• _DIRECTIONS_: Extract the complete data exactly as given.

• _SUPPLIED MATERIAL_:
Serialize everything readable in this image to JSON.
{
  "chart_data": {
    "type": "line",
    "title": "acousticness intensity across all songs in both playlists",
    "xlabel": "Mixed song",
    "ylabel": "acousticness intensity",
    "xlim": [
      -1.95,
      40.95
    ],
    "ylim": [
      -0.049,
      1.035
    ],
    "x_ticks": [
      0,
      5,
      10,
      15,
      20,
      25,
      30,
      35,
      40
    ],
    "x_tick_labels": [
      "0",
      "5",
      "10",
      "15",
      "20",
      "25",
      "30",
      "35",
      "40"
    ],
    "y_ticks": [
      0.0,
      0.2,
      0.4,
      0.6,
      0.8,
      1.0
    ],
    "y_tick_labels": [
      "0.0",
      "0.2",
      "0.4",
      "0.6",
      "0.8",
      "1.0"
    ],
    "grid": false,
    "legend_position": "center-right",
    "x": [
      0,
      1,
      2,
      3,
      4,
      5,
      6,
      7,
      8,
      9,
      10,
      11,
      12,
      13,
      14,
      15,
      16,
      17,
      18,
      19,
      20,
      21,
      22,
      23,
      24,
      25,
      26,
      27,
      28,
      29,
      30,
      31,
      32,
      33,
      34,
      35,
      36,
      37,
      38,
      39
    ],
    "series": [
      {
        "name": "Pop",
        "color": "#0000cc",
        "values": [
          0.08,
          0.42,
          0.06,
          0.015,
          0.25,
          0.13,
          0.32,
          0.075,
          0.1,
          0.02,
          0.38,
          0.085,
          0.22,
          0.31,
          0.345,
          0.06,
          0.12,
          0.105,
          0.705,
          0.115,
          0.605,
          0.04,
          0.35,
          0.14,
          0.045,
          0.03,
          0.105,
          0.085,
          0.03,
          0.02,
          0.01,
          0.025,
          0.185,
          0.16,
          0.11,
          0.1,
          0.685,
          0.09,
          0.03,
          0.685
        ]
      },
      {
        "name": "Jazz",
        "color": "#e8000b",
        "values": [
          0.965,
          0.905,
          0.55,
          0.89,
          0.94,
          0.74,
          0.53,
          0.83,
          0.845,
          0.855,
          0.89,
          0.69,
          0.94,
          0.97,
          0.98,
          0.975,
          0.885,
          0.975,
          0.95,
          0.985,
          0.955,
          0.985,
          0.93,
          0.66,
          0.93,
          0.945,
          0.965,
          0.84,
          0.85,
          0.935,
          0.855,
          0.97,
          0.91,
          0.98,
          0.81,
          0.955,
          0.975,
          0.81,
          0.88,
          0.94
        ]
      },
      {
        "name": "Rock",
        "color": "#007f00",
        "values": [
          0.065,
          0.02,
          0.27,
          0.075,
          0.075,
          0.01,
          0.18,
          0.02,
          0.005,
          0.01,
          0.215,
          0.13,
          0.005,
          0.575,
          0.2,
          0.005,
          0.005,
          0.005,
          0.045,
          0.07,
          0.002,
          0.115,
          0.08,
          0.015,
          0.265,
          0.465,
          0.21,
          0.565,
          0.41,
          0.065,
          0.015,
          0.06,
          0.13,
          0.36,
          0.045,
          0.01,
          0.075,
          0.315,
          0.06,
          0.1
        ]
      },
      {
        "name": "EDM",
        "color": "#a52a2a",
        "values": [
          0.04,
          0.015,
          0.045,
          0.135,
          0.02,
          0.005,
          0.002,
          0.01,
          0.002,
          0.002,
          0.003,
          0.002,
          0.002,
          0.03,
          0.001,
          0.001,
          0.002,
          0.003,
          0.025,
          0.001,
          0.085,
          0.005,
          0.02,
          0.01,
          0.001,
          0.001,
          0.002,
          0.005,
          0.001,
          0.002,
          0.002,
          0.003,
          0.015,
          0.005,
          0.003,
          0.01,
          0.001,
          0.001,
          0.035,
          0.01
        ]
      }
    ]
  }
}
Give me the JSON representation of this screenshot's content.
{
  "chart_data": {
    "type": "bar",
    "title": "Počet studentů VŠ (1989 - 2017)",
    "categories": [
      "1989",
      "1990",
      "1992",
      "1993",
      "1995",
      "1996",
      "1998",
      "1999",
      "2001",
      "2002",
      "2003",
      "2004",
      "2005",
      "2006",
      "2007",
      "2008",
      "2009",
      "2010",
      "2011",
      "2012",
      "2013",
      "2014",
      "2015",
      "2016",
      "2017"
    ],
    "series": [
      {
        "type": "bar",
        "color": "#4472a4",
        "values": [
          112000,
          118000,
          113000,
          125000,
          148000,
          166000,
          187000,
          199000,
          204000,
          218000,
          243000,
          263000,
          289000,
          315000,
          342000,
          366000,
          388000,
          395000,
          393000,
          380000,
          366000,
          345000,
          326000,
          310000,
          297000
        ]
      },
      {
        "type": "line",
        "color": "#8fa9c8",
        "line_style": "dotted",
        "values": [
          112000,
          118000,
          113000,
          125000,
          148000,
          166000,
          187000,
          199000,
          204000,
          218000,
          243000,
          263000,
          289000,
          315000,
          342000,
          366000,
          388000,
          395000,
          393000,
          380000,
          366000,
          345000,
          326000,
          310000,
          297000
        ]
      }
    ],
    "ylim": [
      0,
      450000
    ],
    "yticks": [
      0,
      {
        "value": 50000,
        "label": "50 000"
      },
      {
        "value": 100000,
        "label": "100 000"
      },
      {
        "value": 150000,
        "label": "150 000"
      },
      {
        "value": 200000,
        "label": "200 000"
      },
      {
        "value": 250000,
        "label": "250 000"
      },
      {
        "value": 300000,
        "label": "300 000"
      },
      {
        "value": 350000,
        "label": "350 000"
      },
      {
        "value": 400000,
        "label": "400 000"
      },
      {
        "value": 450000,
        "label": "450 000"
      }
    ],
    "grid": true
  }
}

• _ANSWER TO THE TASK_:
Serialize everything readable in this image to JSON.
{
  "chart_data": {
    "type": "line",
    "title": "acousticness intensity across all songs in both playlists",
    "xlabel": "Mixed song",
    "ylabel": "acousticness intensity",
    "xlim": [
      -1.95,
      40.95
    ],
    "ylim": [
      -0.049,
      1.035
    ],
    "x_ticks": [
      0,
      5,
      10,
      15,
      20,
      25,
      30,
      35,
      40
    ],
    "x_tick_labels": [
      "0",
      "5",
      "10",
      "15",
      "20",
      "25",
      "30",
      "35",
      "40"
    ],
    "y_ticks": [
      0.0,
      0.2,
      0.4,
      0.6,
      0.8,
      1.0
    ],
    "y_tick_labels": [
      "0.0",
      "0.2",
      "0.4",
      "0.6",
      "0.8",
      "1.0"
    ],
    "grid": false,
    "legend_position": "center-right",
    "x": [
      0,
      1,
      2,
      3,
      4,
      5,
      6,
      7,
      8,
      9,
      10,
      11,
      12,
      13,
      14,
      15,
      16,
      17,
      18,
      19,
      20,
      21,
      22,
      23,
      24,
      25,
      26,
      27,
      28,
      29,
      30,
      31,
      32,
      33,
      34,
      35,
      36,
      37,
      38,
      39
    ],
    "series": [
      {
        "name": "Pop",
        "color": "#0000cc",
        "values": [
          0.08,
          0.42,
          0.06,
          0.015,
          0.25,
          0.13,
          0.32,
          0.075,
          0.1,
          0.02,
          0.38,
          0.085,
          0.22,
          0.31,
          0.345,
          0.06,
          0.12,
          0.105,
          0.705,
          0.115,
          0.605,
          0.04,
          0.35,
          0.14,
          0.045,
          0.03,
          0.105,
          0.085,
          0.03,
          0.02,
          0.01,
          0.025,
          0.185,
          0.16,
          0.11,
          0.1,
          0.685,
          0.09,
          0.03,
          0.685
        ]
      },
      {
        "name": "Jazz",
        "color": "#e8000b",
        "values": [
          0.965,
          0.905,
          0.55,
          0.89,
          0.94,
          0.74,
          0.53,
          0.83,
          0.845,
          0.855,
          0.89,
          0.69,
          0.94,
          0.97,
          0.98,
          0.975,
          0.885,
          0.975,
          0.95,
          0.985,
          0.955,
          0.985,
          0.93,
          0.66,
          0.93,
          0.945,
          0.965,
          0.84,
          0.85,
          0.935,
          0.855,
          0.97,
          0.91,
          0.98,
          0.81,
          0.955,
          0.975,
          0.81,
          0.88,
          0.94
        ]
      },
      {
        "name": "Rock",
        "color": "#007f00",
        "values": [
          0.065,
          0.02,
          0.27,
          0.075,
          0.075,
          0.01,
          0.18,
          0.02,
          0.005,
          0.01,
          0.215,
          0.13,
          0.005,
          0.575,
          0.2,
          0.005,
          0.005,
          0.005,
          0.045,
          0.07,
          0.002,
          0.115,
          0.08,
          0.015,
          0.265,
          0.465,
          0.21,
          0.565,
          0.41,
          0.065,
          0.015,
          0.06,
          0.13,
          0.36,
          0.045,
          0.01,
          0.075,
          0.315,
          0.06,
          0.1
        ]
      },
      {
        "name": "EDM",
        "color": "#a52a2a",
        "values": [
          0.04,
          0.015,
          0.045,
          0.135,
          0.02,
          0.005,
          0.002,
          0.01,
          0.002,
          0.002,
          0.003,
          0.002,
          0.002,
          0.03,
          0.001,
          0.001,
          0.002,
          0.003,
          0.025,
          0.001,
          0.085,
          0.005,
          0.02,
          0.01,
          0.001,
          0.001,
          0.002,
          0.005,
          0.001,
          0.002,
          0.002,
          0.003,
          0.015,
          0.005,
          0.003,
          0.01,
          0.001,
          0.001,
          0.035,
          0.01
        ]
      }
    ]
  }
}
Give me the JSON representation of this screenshot's content.
{
  "chart_data": {
    "type": "bar",
    "title": "Počet studentů VŠ (1989 - 2017)",
    "categories": [
      "1989",
      "1990",
      "1992",
      "1993",
      "1995",
      "1996",
      "1998",
      "1999",
      "2001",
      "2002",
      "2003",
      "2004",
      "2005",
      "2006",
      "2007",
      "2008",
      "2009",
      "2010",
      "2011",
      "2012",
      "2013",
      "2014",
      "2015",
      "2016",
      "2017"
    ],
    "series": [
      {
        "type": "bar",
        "color": "#4472a4",
        "values": [
          112000,
          118000,
          113000,
          125000,
          148000,
          166000,
          187000,
          199000,
          204000,
          218000,
          243000,
          263000,
          289000,
          315000,
          342000,
          366000,
          388000,
          395000,
          393000,
          380000,
          366000,
          345000,
          326000,
          310000,
          297000
        ]
      },
      {
        "type": "line",
        "color": "#8fa9c8",
        "line_style": "dotted",
        "values": [
          112000,
          118000,
          113000,
          125000,
          148000,
          166000,
          187000,
          199000,
          204000,
          218000,
          243000,
          263000,
          289000,
          315000,
          342000,
          366000,
          388000,
          395000,
          393000,
          380000,
          366000,
          345000,
          326000,
          310000,
          297000
        ]
      }
    ],
    "ylim": [
      0,
      450000
    ],
    "yticks": [
      0,
      {
        "value": 50000,
        "label": "50 000"
      },
      {
        "value": 100000,
        "label": "100 000"
      },
      {
        "value": 150000,
        "label": "150 000"
      },
      {
        "value": 200000,
        "label": "200 000"
      },
      {
        "value": 250000,
        "label": "250 000"
      },
      {
        "value": 300000,
        "label": "300 000"
      },
      {
        "value": 350000,
        "label": "350 000"
      },
      {
        "value": 400000,
        "label": "400 000"
      },
      {
        "value": 450000,
        "label": "450 000"
      }
    ],
    "grid": true
  }
}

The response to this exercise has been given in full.